Task to complete
Provide an exact copy of the data, excluding the images.
* * * * * * * * *
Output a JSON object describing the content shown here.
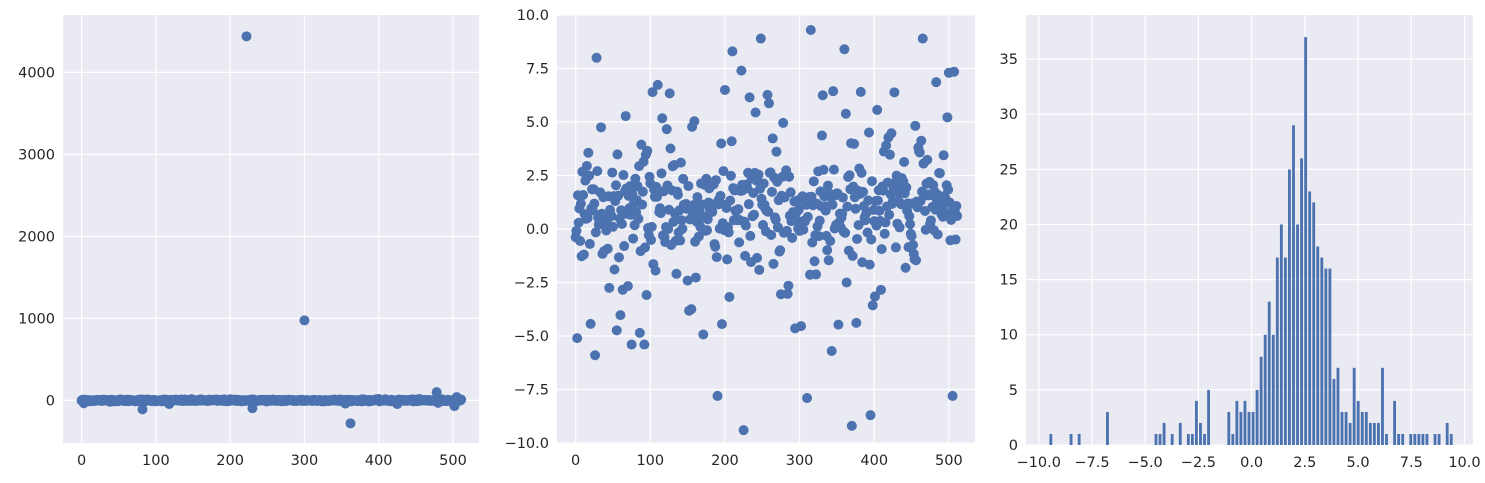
{
  "chart_data": [
    {
      "type": "scatter",
      "title": "",
      "xlabel": "",
      "ylabel": "",
      "xlim": [
        -25,
        535
      ],
      "ylim": [
        -520,
        4700
      ],
      "xticks": [
        0,
        100,
        200,
        300,
        400,
        500
      ],
      "yticks": [
        0,
        1000,
        2000,
        3000,
        4000
      ],
      "grid": true,
      "color": "#4c72b0",
      "series": [
        {
          "n": 512,
          "base_value": 0,
          "outliers": [
            {
              "x": 3,
              "y": -35
            },
            {
              "x": 82,
              "y": -110
            },
            {
              "x": 118,
              "y": -45
            },
            {
              "x": 222,
              "y": 4440
            },
            {
              "x": 230,
              "y": -95
            },
            {
              "x": 300,
              "y": 975
            },
            {
              "x": 355,
              "y": -40
            },
            {
              "x": 362,
              "y": -280
            },
            {
              "x": 425,
              "y": -45
            },
            {
              "x": 478,
              "y": 100
            },
            {
              "x": 480,
              "y": -30
            },
            {
              "x": 502,
              "y": -70
            },
            {
              "x": 505,
              "y": 40
            }
          ]
        }
      ]
    },
    {
      "type": "scatter",
      "title": "",
      "xlabel": "",
      "ylabel": "",
      "xlim": [
        -25,
        535
      ],
      "ylim": [
        -10,
        10
      ],
      "xticks": [
        0,
        100,
        200,
        300,
        400,
        500
      ],
      "yticks": [
        -10.0,
        -7.5,
        -5.0,
        -2.5,
        0.0,
        2.5,
        5.0,
        7.5,
        10.0
      ],
      "ytick_labels": [
        "−10.0",
        "−7.5",
        "−5.0",
        "−2.5",
        "0.0",
        "2.5",
        "5.0",
        "7.5",
        "10.0"
      ],
      "grid": true,
      "color": "#4c72b0",
      "series": [
        {
          "n": 512,
          "notable_points": [
            {
              "x": 2,
              "y": -5.1
            },
            {
              "x": 28,
              "y": 8.0
            },
            {
              "x": 26,
              "y": -5.9
            },
            {
              "x": 75,
              "y": -5.4
            },
            {
              "x": 92,
              "y": -5.4
            },
            {
              "x": 190,
              "y": -7.8
            },
            {
              "x": 210,
              "y": 8.3
            },
            {
              "x": 225,
              "y": -9.4
            },
            {
              "x": 222,
              "y": 7.4
            },
            {
              "x": 248,
              "y": 8.9
            },
            {
              "x": 315,
              "y": 9.3
            },
            {
              "x": 310,
              "y": -7.9
            },
            {
              "x": 360,
              "y": 8.4
            },
            {
              "x": 370,
              "y": -9.2
            },
            {
              "x": 395,
              "y": -8.7
            },
            {
              "x": 465,
              "y": 8.9
            },
            {
              "x": 500,
              "y": 7.3
            },
            {
              "x": 507,
              "y": 7.35
            },
            {
              "x": 505,
              "y": -7.8
            },
            {
              "x": 343,
              "y": -5.7
            }
          ]
        }
      ]
    },
    {
      "type": "bar",
      "title": "",
      "xlabel": "",
      "ylabel": "",
      "xlim": [
        -10.6,
        10.4
      ],
      "ylim": [
        0,
        39
      ],
      "xticks": [
        -10.0,
        -7.5,
        -5.0,
        -2.5,
        0.0,
        2.5,
        5.0,
        7.5,
        10.0
      ],
      "xtick_labels": [
        "−10.0",
        "−7.5",
        "−5.0",
        "−2.5",
        "0.0",
        "2.5",
        "5.0",
        "7.5",
        "10.0"
      ],
      "yticks": [
        0,
        5,
        10,
        15,
        20,
        25,
        30,
        35
      ],
      "grid": true,
      "color": "#4c72b0",
      "bins": 100,
      "bin_range": [
        -9.5,
        9.5
      ],
      "counts": [
        1,
        0,
        0,
        0,
        0,
        1,
        0,
        1,
        0,
        0,
        0,
        0,
        0,
        0,
        3,
        0,
        0,
        0,
        0,
        0,
        0,
        0,
        0,
        0,
        0,
        0,
        1,
        1,
        2,
        0,
        1,
        0,
        2,
        0,
        1,
        1,
        4,
        2,
        1,
        5,
        0,
        0,
        0,
        0,
        3,
        1,
        4,
        3,
        4,
        3,
        3,
        5,
        8,
        10,
        13,
        10,
        17,
        20,
        17,
        25,
        29,
        20,
        26,
        37,
        23,
        22,
        18,
        17,
        16,
        16,
        6,
        7,
        3,
        3,
        2,
        7,
        4,
        3,
        3,
        2,
        2,
        2,
        7,
        1,
        0,
        4,
        1,
        1,
        0,
        1,
        1,
        1,
        1,
        1,
        0,
        1,
        1,
        0,
        2,
        1
      ]
    }
  ]
}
* * * * * * * * *
Response to the exercise
Output a JSON object describing the content shown here.
{
  "chart_data": [
    {
      "type": "scatter",
      "title": "",
      "xlabel": "",
      "ylabel": "",
      "xlim": [
        -25,
        535
      ],
      "ylim": [
        -520,
        4700
      ],
      "xticks": [
        0,
        100,
        200,
        300,
        400,
        500
      ],
      "yticks": [
        0,
        1000,
        2000,
        3000,
        4000
      ],
      "grid": true,
      "color": "#4c72b0",
      "series": [
        {
          "n": 512,
          "base_value": 0,
          "outliers": [
            {
              "x": 3,
              "y": -35
            },
            {
              "x": 82,
              "y": -110
            },
            {
              "x": 118,
              "y": -45
            },
            {
              "x": 222,
              "y": 4440
            },
            {
              "x": 230,
              "y": -95
            },
            {
              "x": 300,
              "y": 975
            },
            {
              "x": 355,
              "y": -40
            },
            {
              "x": 362,
              "y": -280
            },
            {
              "x": 425,
              "y": -45
            },
            {
              "x": 478,
              "y": 100
            },
            {
              "x": 480,
              "y": -30
            },
            {
              "x": 502,
              "y": -70
            },
            {
              "x": 505,
              "y": 40
            }
          ]
        }
      ]
    },
    {
      "type": "scatter",
      "title": "",
      "xlabel": "",
      "ylabel": "",
      "xlim": [
        -25,
        535
      ],
      "ylim": [
        -10,
        10
      ],
      "xticks": [
        0,
        100,
        200,
        300,
        400,
        500
      ],
      "yticks": [
        -10.0,
        -7.5,
        -5.0,
        -2.5,
        0.0,
        2.5,
        5.0,
        7.5,
        10.0
      ],
      "ytick_labels": [
        "−10.0",
        "−7.5",
        "−5.0",
        "−2.5",
        "0.0",
        "2.5",
        "5.0",
        "7.5",
        "10.0"
      ],
      "grid": true,
      "color": "#4c72b0",
      "series": [
        {
          "n": 512,
          "notable_points": [
            {
              "x": 2,
              "y": -5.1
            },
            {
              "x": 28,
              "y": 8.0
            },
            {
              "x": 26,
              "y": -5.9
            },
            {
              "x": 75,
              "y": -5.4
            },
            {
              "x": 92,
              "y": -5.4
            },
            {
              "x": 190,
              "y": -7.8
            },
            {
              "x": 210,
              "y": 8.3
            },
            {
              "x": 225,
              "y": -9.4
            },
            {
              "x": 222,
              "y": 7.4
            },
            {
              "x": 248,
              "y": 8.9
            },
            {
              "x": 315,
              "y": 9.3
            },
            {
              "x": 310,
              "y": -7.9
            },
            {
              "x": 360,
              "y": 8.4
            },
            {
              "x": 370,
              "y": -9.2
            },
            {
              "x": 395,
              "y": -8.7
            },
            {
              "x": 465,
              "y": 8.9
            },
            {
              "x": 500,
              "y": 7.3
            },
            {
              "x": 507,
              "y": 7.35
            },
            {
              "x": 505,
              "y": -7.8
            },
            {
              "x": 343,
              "y": -5.7
            }
          ]
        }
      ]
    },
    {
      "type": "bar",
      "title": "",
      "xlabel": "",
      "ylabel": "",
      "xlim": [
        -10.6,
        10.4
      ],
      "ylim": [
        0,
        39
      ],
      "xticks": [
        -10.0,
        -7.5,
        -5.0,
        -2.5,
        0.0,
        2.5,
        5.0,
        7.5,
        10.0
      ],
      "xtick_labels": [
        "−10.0",
        "−7.5",
        "−5.0",
        "−2.5",
        "0.0",
        "2.5",
        "5.0",
        "7.5",
        "10.0"
      ],
      "yticks": [
        0,
        5,
        10,
        15,
        20,
        25,
        30,
        35
      ],
      "grid": true,
      "color": "#4c72b0",
      "bins": 100,
      "bin_range": [
        -9.5,
        9.5
      ],
      "counts": [
        1,
        0,
        0,
        0,
        0,
        1,
        0,
        1,
        0,
        0,
        0,
        0,
        0,
        0,
        3,
        0,
        0,
        0,
        0,
        0,
        0,
        0,
        0,
        0,
        0,
        0,
        1,
        1,
        2,
        0,
        1,
        0,
        2,
        0,
        1,
        1,
        4,
        2,
        1,
        5,
        0,
        0,
        0,
        0,
        3,
        1,
        4,
        3,
        4,
        3,
        3,
        5,
        8,
        10,
        13,
        10,
        17,
        20,
        17,
        25,
        29,
        20,
        26,
        37,
        23,
        22,
        18,
        17,
        16,
        16,
        6,
        7,
        3,
        3,
        2,
        7,
        4,
        3,
        3,
        2,
        2,
        2,
        7,
        1,
        0,
        4,
        1,
        1,
        0,
        1,
        1,
        1,
        1,
        1,
        0,
        1,
        1,
        0,
        2,
        1
      ]
    }
  ]
}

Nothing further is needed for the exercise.